# Start of Information provided

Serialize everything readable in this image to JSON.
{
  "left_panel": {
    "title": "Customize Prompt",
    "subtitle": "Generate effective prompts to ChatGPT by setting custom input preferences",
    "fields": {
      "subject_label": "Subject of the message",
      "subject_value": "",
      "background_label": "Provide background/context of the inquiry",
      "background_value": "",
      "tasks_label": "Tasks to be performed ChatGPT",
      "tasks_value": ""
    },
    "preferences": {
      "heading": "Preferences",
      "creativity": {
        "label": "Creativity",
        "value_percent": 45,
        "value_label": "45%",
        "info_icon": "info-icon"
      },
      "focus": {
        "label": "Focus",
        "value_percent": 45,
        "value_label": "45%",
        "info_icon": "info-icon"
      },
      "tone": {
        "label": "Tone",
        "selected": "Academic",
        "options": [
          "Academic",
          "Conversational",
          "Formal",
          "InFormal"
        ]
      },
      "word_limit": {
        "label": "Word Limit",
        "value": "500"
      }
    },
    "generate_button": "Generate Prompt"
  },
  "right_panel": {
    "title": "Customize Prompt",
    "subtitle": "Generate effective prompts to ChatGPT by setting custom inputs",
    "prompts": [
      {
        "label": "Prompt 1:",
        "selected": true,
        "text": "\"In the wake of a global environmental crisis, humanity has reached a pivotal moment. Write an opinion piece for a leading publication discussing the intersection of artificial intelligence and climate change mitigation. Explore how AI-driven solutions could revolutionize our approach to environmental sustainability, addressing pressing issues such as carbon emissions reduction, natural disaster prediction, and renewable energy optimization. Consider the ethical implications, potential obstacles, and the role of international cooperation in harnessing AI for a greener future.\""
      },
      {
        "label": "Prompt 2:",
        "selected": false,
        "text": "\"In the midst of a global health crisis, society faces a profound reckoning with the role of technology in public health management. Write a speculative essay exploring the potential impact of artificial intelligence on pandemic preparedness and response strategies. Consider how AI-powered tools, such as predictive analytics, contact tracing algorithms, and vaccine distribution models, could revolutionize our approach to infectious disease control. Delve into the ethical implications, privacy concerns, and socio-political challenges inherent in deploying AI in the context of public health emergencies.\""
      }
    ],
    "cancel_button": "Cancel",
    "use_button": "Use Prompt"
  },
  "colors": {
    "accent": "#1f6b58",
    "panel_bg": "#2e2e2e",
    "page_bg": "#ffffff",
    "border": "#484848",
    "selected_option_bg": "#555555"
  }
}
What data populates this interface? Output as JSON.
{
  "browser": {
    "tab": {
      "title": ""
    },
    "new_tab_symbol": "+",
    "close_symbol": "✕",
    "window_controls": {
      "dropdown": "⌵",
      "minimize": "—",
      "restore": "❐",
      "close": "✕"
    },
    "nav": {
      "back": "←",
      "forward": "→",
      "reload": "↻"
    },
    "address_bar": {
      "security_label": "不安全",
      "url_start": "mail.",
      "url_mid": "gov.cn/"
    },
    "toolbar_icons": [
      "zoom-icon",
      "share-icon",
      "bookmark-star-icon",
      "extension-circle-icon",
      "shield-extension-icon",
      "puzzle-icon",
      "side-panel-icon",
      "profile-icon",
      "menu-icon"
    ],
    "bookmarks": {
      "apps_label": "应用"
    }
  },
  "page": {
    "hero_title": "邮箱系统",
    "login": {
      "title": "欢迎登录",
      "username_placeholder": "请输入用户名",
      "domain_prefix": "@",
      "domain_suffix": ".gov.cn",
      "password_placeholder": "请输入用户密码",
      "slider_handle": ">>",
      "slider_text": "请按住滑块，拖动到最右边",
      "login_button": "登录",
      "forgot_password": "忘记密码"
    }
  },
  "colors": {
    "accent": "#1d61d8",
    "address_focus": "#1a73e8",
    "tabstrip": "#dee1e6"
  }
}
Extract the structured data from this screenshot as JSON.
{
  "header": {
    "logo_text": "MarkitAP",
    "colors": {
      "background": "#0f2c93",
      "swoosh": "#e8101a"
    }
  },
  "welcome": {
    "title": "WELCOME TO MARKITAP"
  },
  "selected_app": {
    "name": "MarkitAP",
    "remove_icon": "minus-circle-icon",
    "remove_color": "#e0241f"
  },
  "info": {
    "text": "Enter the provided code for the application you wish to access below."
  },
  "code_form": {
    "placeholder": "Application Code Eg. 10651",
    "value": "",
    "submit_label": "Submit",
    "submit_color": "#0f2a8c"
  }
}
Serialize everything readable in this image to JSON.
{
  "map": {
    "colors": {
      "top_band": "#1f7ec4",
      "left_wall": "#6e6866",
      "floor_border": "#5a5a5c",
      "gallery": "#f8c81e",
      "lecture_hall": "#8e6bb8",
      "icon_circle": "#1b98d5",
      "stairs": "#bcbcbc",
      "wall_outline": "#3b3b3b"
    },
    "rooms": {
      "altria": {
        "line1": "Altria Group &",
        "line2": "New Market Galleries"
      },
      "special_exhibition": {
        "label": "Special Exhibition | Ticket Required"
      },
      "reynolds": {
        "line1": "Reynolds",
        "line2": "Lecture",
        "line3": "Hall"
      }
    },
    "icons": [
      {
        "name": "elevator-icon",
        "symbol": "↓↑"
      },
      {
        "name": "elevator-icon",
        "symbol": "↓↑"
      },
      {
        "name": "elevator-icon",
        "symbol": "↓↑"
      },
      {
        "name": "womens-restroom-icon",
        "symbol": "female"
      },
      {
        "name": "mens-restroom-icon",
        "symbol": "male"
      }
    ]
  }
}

# End of Information provided

- Required work:
Reproduce the data in its entirety, matching each character.

- Solution for this task:
Serialize everything readable in this image to JSON.
{
  "left_panel": {
    "title": "Customize Prompt",
    "subtitle": "Generate effective prompts to ChatGPT by setting custom input preferences",
    "fields": {
      "subject_label": "Subject of the message",
      "subject_value": "",
      "background_label": "Provide background/context of the inquiry",
      "background_value": "",
      "tasks_label": "Tasks to be performed ChatGPT",
      "tasks_value": ""
    },
    "preferences": {
      "heading": "Preferences",
      "creativity": {
        "label": "Creativity",
        "value_percent": 45,
        "value_label": "45%",
        "info_icon": "info-icon"
      },
      "focus": {
        "label": "Focus",
        "value_percent": 45,
        "value_label": "45%",
        "info_icon": "info-icon"
      },
      "tone": {
        "label": "Tone",
        "selected": "Academic",
        "options": [
          "Academic",
          "Conversational",
          "Formal",
          "InFormal"
        ]
      },
      "word_limit": {
        "label": "Word Limit",
        "value": "500"
      }
    },
    "generate_button": "Generate Prompt"
  },
  "right_panel": {
    "title": "Customize Prompt",
    "subtitle": "Generate effective prompts to ChatGPT by setting custom inputs",
    "prompts": [
      {
        "label": "Prompt 1:",
        "selected": true,
        "text": "\"In the wake of a global environmental crisis, humanity has reached a pivotal moment. Write an opinion piece for a leading publication discussing the intersection of artificial intelligence and climate change mitigation. Explore how AI-driven solutions could revolutionize our approach to environmental sustainability, addressing pressing issues such as carbon emissions reduction, natural disaster prediction, and renewable energy optimization. Consider the ethical implications, potential obstacles, and the role of international cooperation in harnessing AI for a greener future.\""
      },
      {
        "label": "Prompt 2:",
        "selected": false,
        "text": "\"In the midst of a global health crisis, society faces a profound reckoning with the role of technology in public health management. Write a speculative essay exploring the potential impact of artificial intelligence on pandemic preparedness and response strategies. Consider how AI-powered tools, such as predictive analytics, contact tracing algorithms, and vaccine distribution models, could revolutionize our approach to infectious disease control. Delve into the ethical implications, privacy concerns, and socio-political challenges inherent in deploying AI in the context of public health emergencies.\""
      }
    ],
    "cancel_button": "Cancel",
    "use_button": "Use Prompt"
  },
  "colors": {
    "accent": "#1f6b58",
    "panel_bg": "#2e2e2e",
    "page_bg": "#ffffff",
    "border": "#484848",
    "selected_option_bg": "#555555"
  }
}
What data populates this interface? Output as JSON.
{
  "browser": {
    "tab": {
      "title": ""
    },
    "new_tab_symbol": "+",
    "close_symbol": "✕",
    "window_controls": {
      "dropdown": "⌵",
      "minimize": "—",
      "restore": "❐",
      "close": "✕"
    },
    "nav": {
      "back": "←",
      "forward": "→",
      "reload": "↻"
    },
    "address_bar": {
      "security_label": "不安全",
      "url_start": "mail.",
      "url_mid": "gov.cn/"
    },
    "toolbar_icons": [
      "zoom-icon",
      "share-icon",
      "bookmark-star-icon",
      "extension-circle-icon",
      "shield-extension-icon",
      "puzzle-icon",
      "side-panel-icon",
      "profile-icon",
      "menu-icon"
    ],
    "bookmarks": {
      "apps_label": "应用"
    }
  },
  "page": {
    "hero_title": "邮箱系统",
    "login": {
      "title": "欢迎登录",
      "username_placeholder": "请输入用户名",
      "domain_prefix": "@",
      "domain_suffix": ".gov.cn",
      "password_placeholder": "请输入用户密码",
      "slider_handle": ">>",
      "slider_text": "请按住滑块，拖动到最右边",
      "login_button": "登录",
      "forgot_password": "忘记密码"
    }
  },
  "colors": {
    "accent": "#1d61d8",
    "address_focus": "#1a73e8",
    "tabstrip": "#dee1e6"
  }
}
Extract the structured data from this screenshot as JSON.
{
  "header": {
    "logo_text": "MarkitAP",
    "colors": {
      "background": "#0f2c93",
      "swoosh": "#e8101a"
    }
  },
  "welcome": {
    "title": "WELCOME TO MARKITAP"
  },
  "selected_app": {
    "name": "MarkitAP",
    "remove_icon": "minus-circle-icon",
    "remove_color": "#e0241f"
  },
  "info": {
    "text": "Enter the provided code for the application you wish to access below."
  },
  "code_form": {
    "placeholder": "Application Code Eg. 10651",
    "value": "",
    "submit_label": "Submit",
    "submit_color": "#0f2a8c"
  }
}
Serialize everything readable in this image to JSON.
{
  "map": {
    "colors": {
      "top_band": "#1f7ec4",
      "left_wall": "#6e6866",
      "floor_border": "#5a5a5c",
      "gallery": "#f8c81e",
      "lecture_hall": "#8e6bb8",
      "icon_circle": "#1b98d5",
      "stairs": "#bcbcbc",
      "wall_outline": "#3b3b3b"
    },
    "rooms": {
      "altria": {
        "line1": "Altria Group &",
        "line2": "New Market Galleries"
      },
      "special_exhibition": {
        "label": "Special Exhibition | Ticket Required"
      },
      "reynolds": {
        "line1": "Reynolds",
        "line2": "Lecture",
        "line3": "Hall"
      }
    },
    "icons": [
      {
        "name": "elevator-icon",
        "symbol": "↓↑"
      },
      {
        "name": "elevator-icon",
        "symbol": "↓↑"
      },
      {
        "name": "elevator-icon",
        "symbol": "↓↑"
      },
      {
        "name": "womens-restroom-icon",
        "symbol": "female"
      },
      {
        "name": "mens-restroom-icon",
        "symbol": "male"
      }
    ]
  }
}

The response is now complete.